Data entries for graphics
________________________
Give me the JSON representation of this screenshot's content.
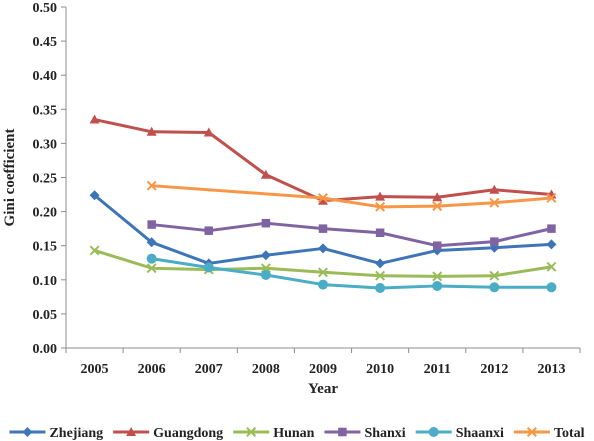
{
  "chart_data": {
    "type": "line",
    "title": "",
    "xlabel": "Year",
    "ylabel": "Gini coefficient",
    "x": [
      "2005",
      "2006",
      "2007",
      "2008",
      "2009",
      "2010",
      "2011",
      "2012",
      "2013"
    ],
    "ylim": [
      0,
      0.5
    ],
    "yticks": [
      "0.00",
      "0.05",
      "0.10",
      "0.15",
      "0.20",
      "0.25",
      "0.30",
      "0.35",
      "0.40",
      "0.45",
      "0.50"
    ],
    "grid": false,
    "legend_position": "bottom",
    "series": [
      {
        "name": "Zhejiang",
        "color": "#3e75b8",
        "marker": "diamond",
        "values": [
          0.224,
          0.155,
          0.124,
          0.136,
          0.146,
          0.124,
          0.143,
          0.147,
          0.152
        ]
      },
      {
        "name": "Guangdong",
        "color": "#c0504d",
        "marker": "triangle",
        "values": [
          0.335,
          0.317,
          0.316,
          0.254,
          0.216,
          0.222,
          0.221,
          0.232,
          0.225
        ]
      },
      {
        "name": "Hunan",
        "color": "#9bbb59",
        "marker": "x",
        "values": [
          0.143,
          0.117,
          0.115,
          0.117,
          0.111,
          0.106,
          0.105,
          0.106,
          0.119
        ]
      },
      {
        "name": "Shanxi",
        "color": "#8064a2",
        "marker": "square",
        "values": [
          null,
          0.181,
          0.172,
          0.183,
          0.175,
          0.169,
          0.15,
          0.156,
          0.175
        ]
      },
      {
        "name": "Shaanxi",
        "color": "#4bacc6",
        "marker": "circle",
        "values": [
          null,
          0.131,
          0.118,
          0.107,
          0.093,
          0.088,
          0.091,
          0.089,
          0.089
        ]
      },
      {
        "name": "Total",
        "color": "#f79646",
        "marker": "x",
        "values": [
          null,
          0.238,
          null,
          null,
          0.22,
          0.207,
          0.208,
          0.213,
          0.22
        ]
      }
    ]
  }
}
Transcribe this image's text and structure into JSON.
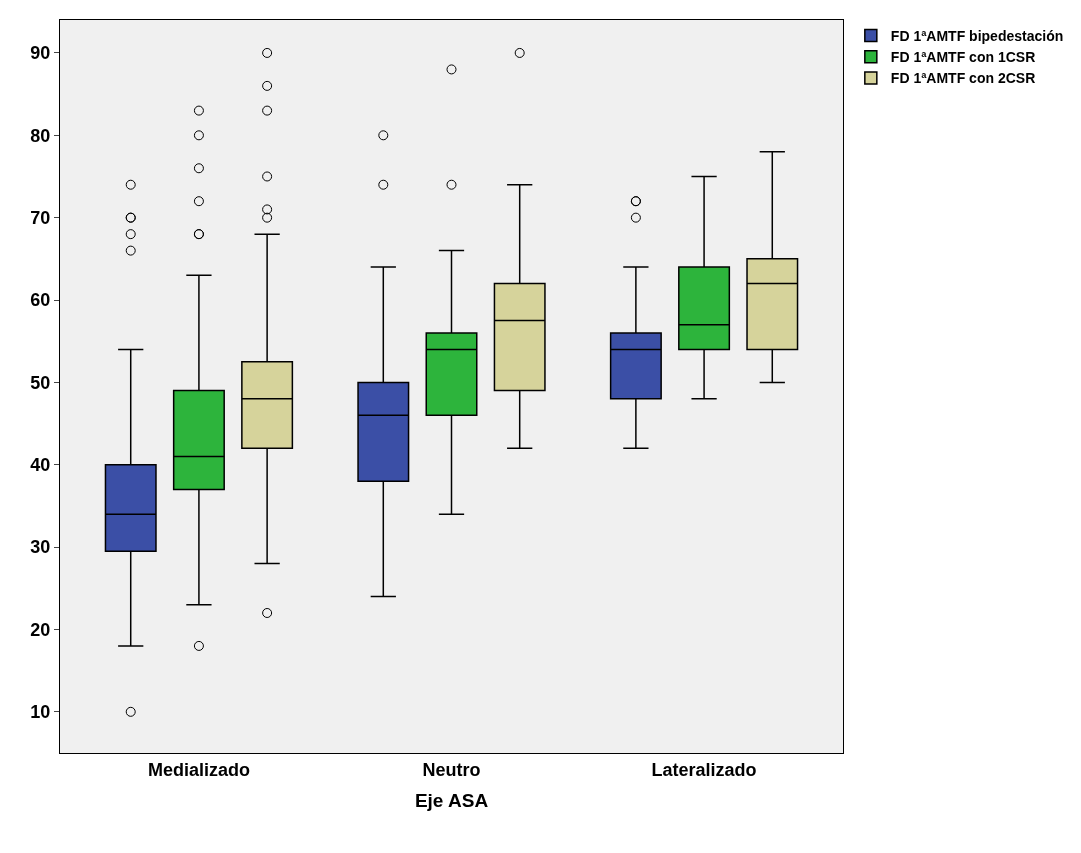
{
  "chart_data": {
    "type": "box",
    "xlabel": "Eje ASA",
    "categories": [
      "Medializado",
      "Neutro",
      "Lateralizado"
    ],
    "ylim": [
      5,
      94
    ],
    "yticks": [
      10,
      20,
      30,
      40,
      50,
      60,
      70,
      80,
      90
    ],
    "grid": false,
    "legend": "top right",
    "series": [
      {
        "name": "FD 1ªAMTF bipedestación",
        "color": "#3b4fa6",
        "boxes": [
          {
            "low": 18,
            "q1": 29.5,
            "median": 34,
            "q3": 40,
            "high": 54,
            "outliers": [
              10,
              66,
              68,
              70,
              70,
              74
            ]
          },
          {
            "low": 24,
            "q1": 38,
            "median": 46,
            "q3": 50,
            "high": 64,
            "outliers": [
              74,
              80
            ]
          },
          {
            "low": 42,
            "q1": 48,
            "median": 54,
            "q3": 56,
            "high": 64,
            "outliers": [
              70,
              72,
              72
            ]
          }
        ]
      },
      {
        "name": "FD 1ªAMTF con 1CSR",
        "color": "#2db43c",
        "boxes": [
          {
            "low": 23,
            "q1": 37,
            "median": 41,
            "q3": 49,
            "high": 63,
            "outliers": [
              18,
              68,
              68,
              72,
              76,
              80,
              83
            ]
          },
          {
            "low": 34,
            "q1": 46,
            "median": 54,
            "q3": 56,
            "high": 66,
            "outliers": [
              74,
              88
            ]
          },
          {
            "low": 48,
            "q1": 54,
            "median": 57,
            "q3": 64,
            "high": 75
          }
        ]
      },
      {
        "name": "FD 1ªAMTF con 2CSR",
        "color": "#d6d39b",
        "boxes": [
          {
            "low": 28,
            "q1": 42,
            "median": 48,
            "q3": 52.5,
            "high": 68,
            "outliers": [
              22,
              70,
              71,
              75,
              83,
              86,
              90
            ]
          },
          {
            "low": 42,
            "q1": 49,
            "median": 57.5,
            "q3": 62,
            "high": 74,
            "outliers": [
              90
            ]
          },
          {
            "low": 50,
            "q1": 54,
            "median": 62,
            "q3": 65,
            "high": 78
          }
        ]
      }
    ]
  }
}
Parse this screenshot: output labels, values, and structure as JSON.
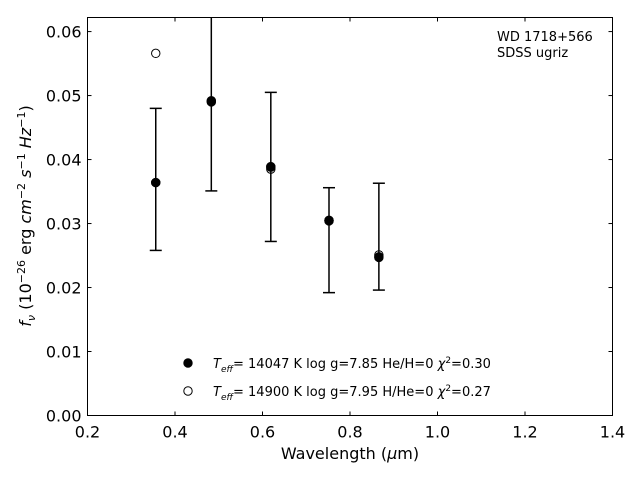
{
  "chart_data": {
    "type": "scatter",
    "annotation_lines": [
      "WD 1718+566",
      "SDSS ugriz"
    ],
    "xlabel": "Wavelength (μm)",
    "ylabel": "f_ν (10^-26 erg cm^-2 s^-1 Hz^-1)",
    "xlim": [
      0.2,
      1.4
    ],
    "ylim": [
      0.0,
      0.0622
    ],
    "xticks": [
      0.2,
      0.4,
      0.6,
      0.8,
      1.0,
      1.2,
      1.4
    ],
    "xtick_labels": [
      "0.2",
      "0.4",
      "0.6",
      "0.8",
      "1.0",
      "1.2",
      "1.4"
    ],
    "yticks": [
      0.0,
      0.01,
      0.02,
      0.03,
      0.04,
      0.05,
      0.06
    ],
    "ytick_labels": [
      "0.00",
      "0.01",
      "0.02",
      "0.03",
      "0.04",
      "0.05",
      "0.06"
    ],
    "grid": false,
    "legend_position": "lower-center",
    "observed": {
      "x": [
        0.356,
        0.483,
        0.619,
        0.752,
        0.866
      ],
      "y": [
        0.0364,
        0.0491,
        0.0389,
        0.0305,
        0.0247
      ],
      "err_low": [
        0.0258,
        0.0351,
        0.0272,
        0.0192,
        0.0196
      ],
      "err_high": [
        0.048,
        0.063,
        0.0505,
        0.0356,
        0.0363
      ]
    },
    "series": [
      {
        "name": "T_eff= 14047 K  log g=7.85  He/H=0  χ²=0.30",
        "marker": "filled-circle",
        "x": [
          0.356,
          0.483,
          0.619,
          0.752,
          0.866
        ],
        "y": [
          0.0364,
          0.049,
          0.0388,
          0.0304,
          0.0248
        ]
      },
      {
        "name": "T_eff= 14900 K  log g=7.95  H/He=0  χ²=0.27",
        "marker": "open-circle",
        "x": [
          0.356,
          0.483,
          0.619,
          0.752,
          0.866
        ],
        "y": [
          0.0566,
          0.0492,
          0.0385,
          0.0305,
          0.0251
        ]
      }
    ],
    "legend": [
      {
        "teff": "14047",
        "logg": "7.85",
        "comp": "He/H=0",
        "chi2": "=0.30"
      },
      {
        "teff": "14900",
        "logg": "7.95",
        "comp": "H/He=0",
        "chi2": "=0.27"
      }
    ]
  }
}
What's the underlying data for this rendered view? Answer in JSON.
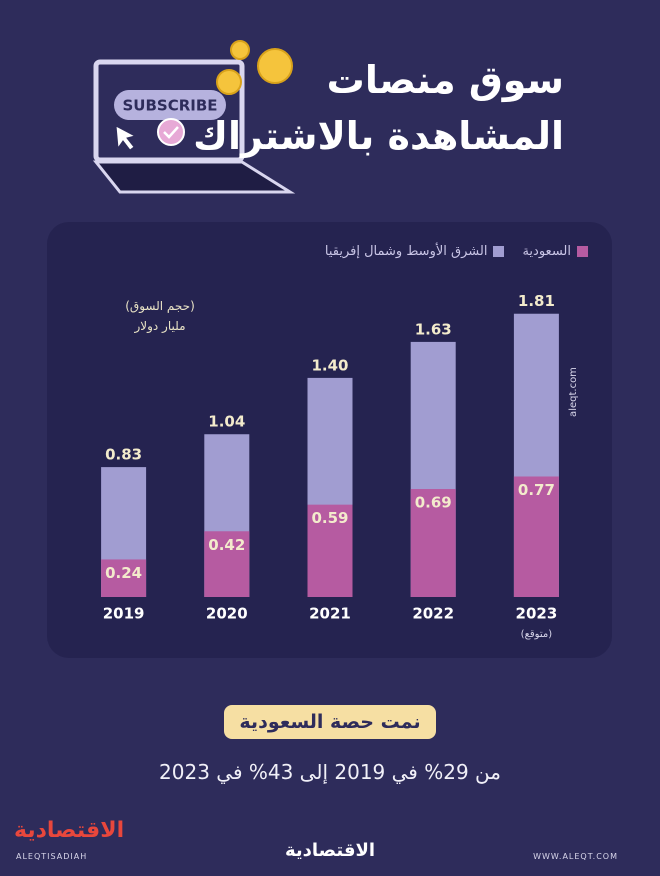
{
  "header": {
    "title_line1": "سوق منصات",
    "title_line2": "المشاهدة بالاشتراك",
    "icon_text": "SUBSCRIBE"
  },
  "chart_data": {
    "type": "bar",
    "unit_line1": "(حجم السوق)",
    "unit_line2": "مليار دولار",
    "categories": [
      "2019",
      "2020",
      "2021",
      "2022",
      "2023"
    ],
    "category_note": "(متوقع)",
    "series": [
      {
        "name": "الشرق الأوسط وشمال إفريقيا",
        "color": "#a19dd1",
        "values": [
          0.83,
          1.04,
          1.4,
          1.63,
          1.81
        ],
        "value_labels": [
          "0.83",
          "1.04",
          "1.40",
          "1.63",
          "1.81"
        ]
      },
      {
        "name": "السعودية",
        "color": "#b65ba1",
        "values": [
          0.24,
          0.42,
          0.59,
          0.69,
          0.77
        ],
        "value_labels": [
          "0.24",
          "0.42",
          "0.59",
          "0.69",
          "0.77"
        ]
      }
    ],
    "ylim": [
      0,
      2
    ],
    "watermark": "aleqt.com"
  },
  "summary": {
    "badge": "نمت حصة السعودية",
    "text": "من 29% في 2019 إلى 43% في 2023"
  },
  "footer": {
    "logo_left": "الاقتصادية",
    "handle": "ALEQTISADIAH",
    "logo_center": "الاقتصادية",
    "website": "WWW.ALEQT.COM"
  }
}
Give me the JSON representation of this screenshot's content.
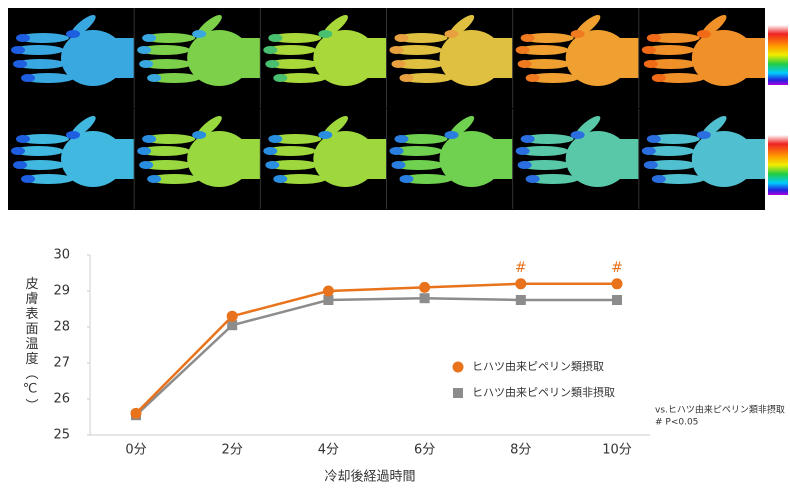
{
  "chart_data": {
    "type": "line",
    "x_label": "冷却後経過時間",
    "y_label": "皮膚表面温度（℃）",
    "categories": [
      "0分",
      "2分",
      "4分",
      "6分",
      "8分",
      "10分"
    ],
    "series": [
      {
        "name": "ヒハツ由来ピペリン類摂取",
        "color": "#e8731c",
        "marker": "circle",
        "values": [
          25.6,
          28.3,
          29.0,
          29.1,
          29.2,
          29.2
        ]
      },
      {
        "name": "ヒハツ由来ピペリン類非摂取",
        "color": "#8c8c8c",
        "marker": "square",
        "values": [
          25.55,
          28.05,
          28.75,
          28.8,
          28.75,
          28.75
        ]
      }
    ],
    "ylim": [
      25,
      30
    ],
    "yticks": [
      25,
      26,
      27,
      28,
      29,
      30
    ],
    "grid": false,
    "annotations": [
      {
        "x": "8分",
        "text": "#"
      },
      {
        "x": "10分",
        "text": "#"
      }
    ],
    "footnotes": [
      "vs.ヒハツ由来ピペリン類非摂取",
      "# P<0.05"
    ]
  }
}
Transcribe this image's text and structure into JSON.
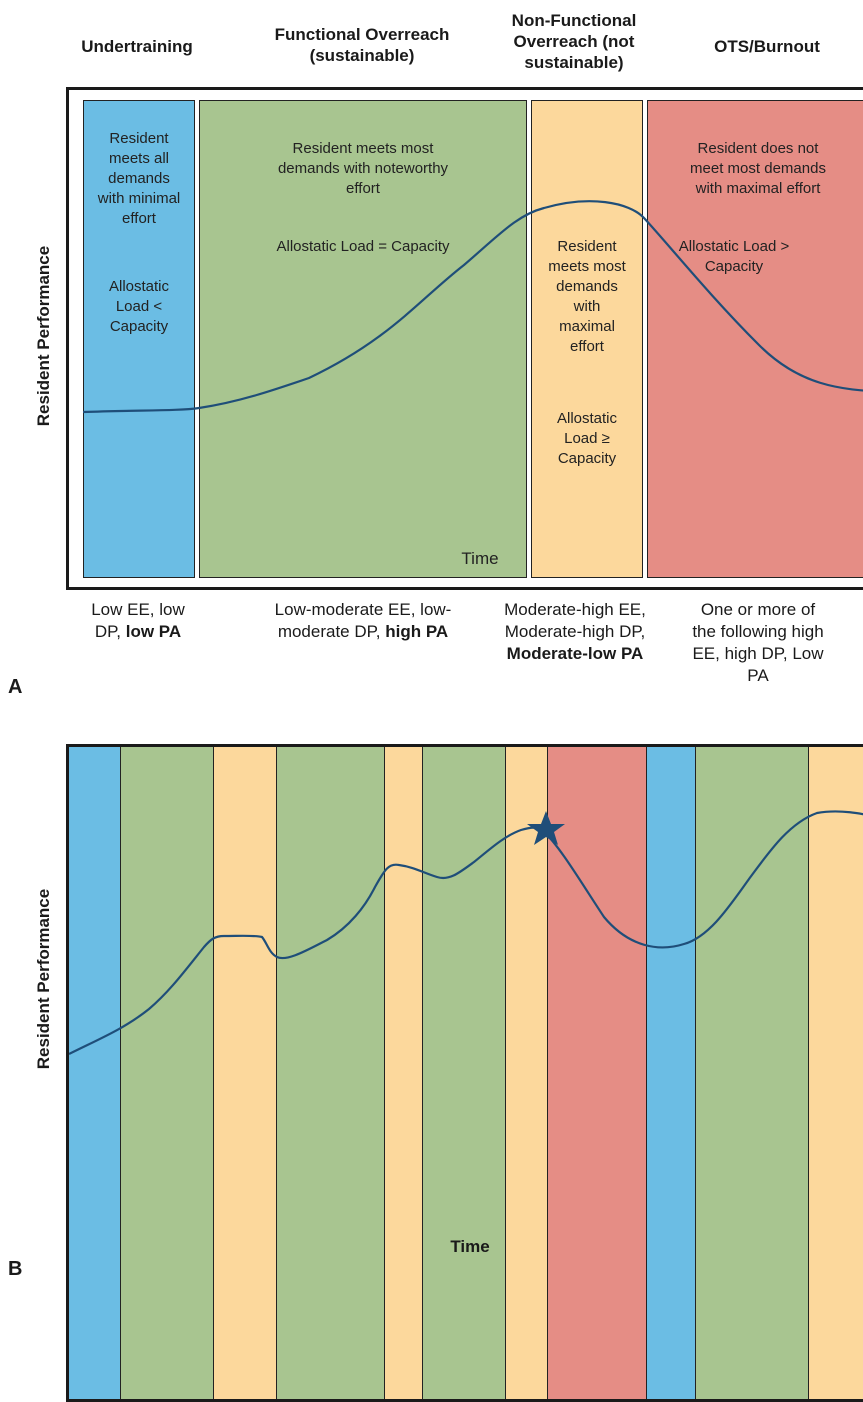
{
  "panel_a": {
    "label": "A",
    "headers": {
      "undertraining": "Undertraining",
      "functional": [
        "Functional Overreach",
        "(sustainable)"
      ],
      "nonfunctional": [
        "Non-Functional",
        "Overreach (not",
        "sustainable)"
      ],
      "ots": "OTS/Burnout"
    },
    "y_label": "Resident Performance",
    "time_label": "Time",
    "zones": {
      "blue": {
        "color": "#6BBDE4",
        "text": [
          "Resident",
          "meets all",
          "demands",
          "with minimal",
          "effort"
        ],
        "load": [
          "Allostatic",
          "Load <",
          "Capacity"
        ]
      },
      "green": {
        "color": "#A8C590",
        "text": [
          "Resident meets most",
          "demands with noteworthy",
          "effort"
        ],
        "load": [
          "Allostatic Load = Capacity"
        ]
      },
      "yellow": {
        "color": "#FCD89C",
        "text": [
          "Resident",
          "meets most",
          "demands",
          "with",
          "maximal",
          "effort"
        ],
        "load": [
          "Allostatic",
          "Load ≥",
          "Capacity"
        ]
      },
      "red": {
        "color": "#E58D85",
        "text": [
          "Resident does not",
          "meet most demands",
          "with maximal effort"
        ],
        "load": [
          "Allostatic Load >",
          "Capacity"
        ]
      }
    },
    "bottom_labels": {
      "blue": {
        "lines": [
          "Low EE, low",
          "DP, "
        ],
        "bold": "low PA"
      },
      "green": {
        "lines": [
          "Low-moderate EE, low-",
          "moderate DP, "
        ],
        "bold": "high PA"
      },
      "yellow": {
        "lines": [
          "Moderate-high EE,",
          "Moderate-high DP,"
        ],
        "bold": "Moderate-low PA"
      },
      "red": {
        "lines": [
          "One or more of",
          "the following high",
          "EE, high DP, Low",
          "PA"
        ]
      }
    }
  },
  "panel_b": {
    "label": "B",
    "y_label": "Resident Performance",
    "x_label": "Time",
    "band_sequence": [
      "blue",
      "green",
      "yellow",
      "green",
      "yellow",
      "green",
      "yellow",
      "red",
      "blue",
      "green",
      "yellow"
    ],
    "marker": "star-icon"
  },
  "colors": {
    "curve": "#1F4E79",
    "border": "#1a1a1a"
  }
}
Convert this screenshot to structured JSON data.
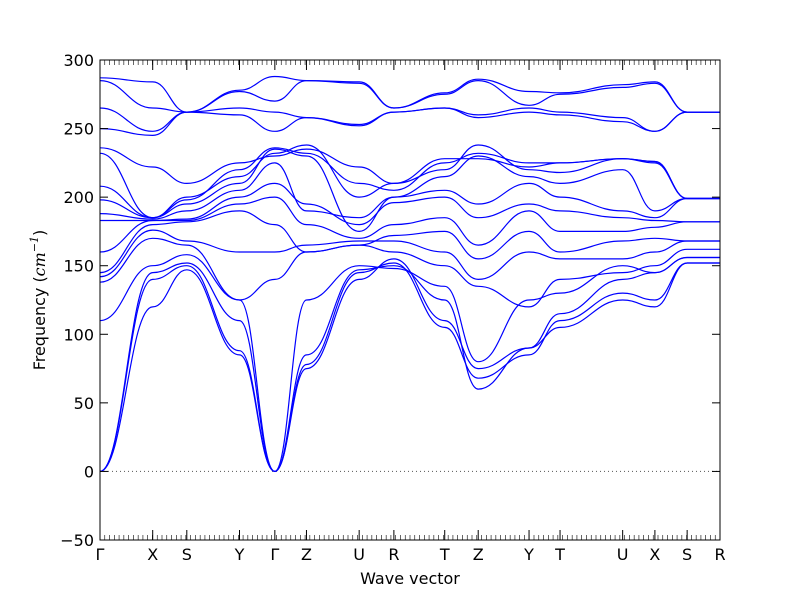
{
  "chart_data": {
    "type": "line",
    "xlabel": "Wave vector",
    "ylabel_text": "Frequency (",
    "ylabel_unit": "cm",
    "ylabel_exp": "−1",
    "ylabel_close": ")",
    "ylim": [
      -50,
      300
    ],
    "yticks": [
      -50,
      0,
      50,
      100,
      150,
      200,
      250,
      300
    ],
    "grid": false,
    "line_color": "#0000ff",
    "zero_line": 0,
    "kpoints": [
      {
        "label": "Γ",
        "x": 0.0
      },
      {
        "label": "X",
        "x": 0.085
      },
      {
        "label": "S",
        "x": 0.14
      },
      {
        "label": "Y",
        "x": 0.225
      },
      {
        "label": "Γ",
        "x": 0.282
      },
      {
        "label": "Z",
        "x": 0.333
      },
      {
        "label": "U",
        "x": 0.418
      },
      {
        "label": "R",
        "x": 0.474
      },
      {
        "label": "T",
        "x": 0.556
      },
      {
        "label": "Z",
        "x": 0.61
      },
      {
        "label": "Y",
        "x": 0.692
      },
      {
        "label": "T",
        "x": 0.742
      },
      {
        "label": "U",
        "x": 0.843
      },
      {
        "label": "X",
        "x": 0.895
      },
      {
        "label": "S",
        "x": 0.947
      },
      {
        "label": "R",
        "x": 1.0
      }
    ],
    "series": [
      {
        "values": [
          0,
          120,
          147,
          85,
          0,
          75,
          140,
          155,
          110,
          75,
          90,
          105,
          125,
          120,
          152,
          152
        ]
      },
      {
        "values": [
          0,
          140,
          150,
          88,
          0,
          78,
          145,
          152,
          105,
          68,
          85,
          110,
          130,
          125,
          152,
          152
        ]
      },
      {
        "values": [
          0,
          145,
          152,
          110,
          0,
          85,
          147,
          150,
          125,
          60,
          90,
          115,
          140,
          145,
          156,
          156
        ]
      },
      {
        "values": [
          110,
          150,
          158,
          125,
          0,
          125,
          150,
          148,
          135,
          80,
          125,
          130,
          150,
          145,
          156,
          156
        ]
      },
      {
        "values": [
          138,
          170,
          165,
          125,
          140,
          160,
          165,
          160,
          150,
          135,
          120,
          140,
          145,
          150,
          162,
          162
        ]
      },
      {
        "values": [
          142,
          176,
          168,
          160,
          160,
          165,
          168,
          168,
          160,
          140,
          160,
          155,
          155,
          160,
          168,
          168
        ]
      },
      {
        "values": [
          145,
          180,
          182,
          190,
          180,
          160,
          165,
          172,
          175,
          155,
          175,
          160,
          168,
          170,
          168,
          168
        ]
      },
      {
        "values": [
          160,
          183,
          183,
          195,
          200,
          180,
          170,
          180,
          185,
          165,
          190,
          175,
          175,
          178,
          182,
          182
        ]
      },
      {
        "values": [
          183,
          183,
          184,
          200,
          210,
          195,
          180,
          196,
          200,
          185,
          195,
          190,
          185,
          183,
          182,
          182
        ]
      },
      {
        "values": [
          188,
          184,
          190,
          205,
          225,
          190,
          185,
          200,
          205,
          195,
          210,
          200,
          190,
          185,
          199,
          199
        ]
      },
      {
        "values": [
          198,
          185,
          195,
          210,
          235,
          230,
          175,
          200,
          215,
          230,
          215,
          210,
          220,
          190,
          199,
          199
        ]
      },
      {
        "values": [
          208,
          185,
          200,
          215,
          232,
          238,
          200,
          210,
          220,
          238,
          220,
          218,
          228,
          225,
          199,
          199
        ]
      },
      {
        "values": [
          232,
          185,
          198,
          220,
          236,
          232,
          210,
          205,
          225,
          232,
          225,
          225,
          228,
          226,
          199,
          199
        ]
      },
      {
        "values": [
          236,
          222,
          210,
          225,
          230,
          235,
          222,
          210,
          228,
          228,
          222,
          225,
          228,
          226,
          199,
          199
        ]
      },
      {
        "values": [
          250,
          245,
          262,
          260,
          248,
          258,
          252,
          262,
          265,
          258,
          262,
          260,
          255,
          248,
          262,
          262
        ]
      },
      {
        "values": [
          265,
          248,
          262,
          265,
          262,
          258,
          253,
          262,
          265,
          260,
          265,
          262,
          258,
          248,
          262,
          262
        ]
      },
      {
        "values": [
          285,
          265,
          262,
          277,
          270,
          285,
          283,
          265,
          275,
          285,
          267,
          275,
          280,
          283,
          262,
          262
        ]
      },
      {
        "values": [
          287,
          284,
          262,
          278,
          288,
          285,
          284,
          265,
          276,
          286,
          277,
          276,
          282,
          284,
          262,
          262
        ]
      }
    ]
  }
}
________________________
CHALLENGE | Gather all lines with the string "screenshot" from the data.

COMPLETE ANSWER |
Give me the JSON representation of this screenshot's content.
Parse this screenshot: output labels, values, and structure as JSON.
Give me the JSON representation of this screenshot's content.
Convert this screenshot to structured JSON data.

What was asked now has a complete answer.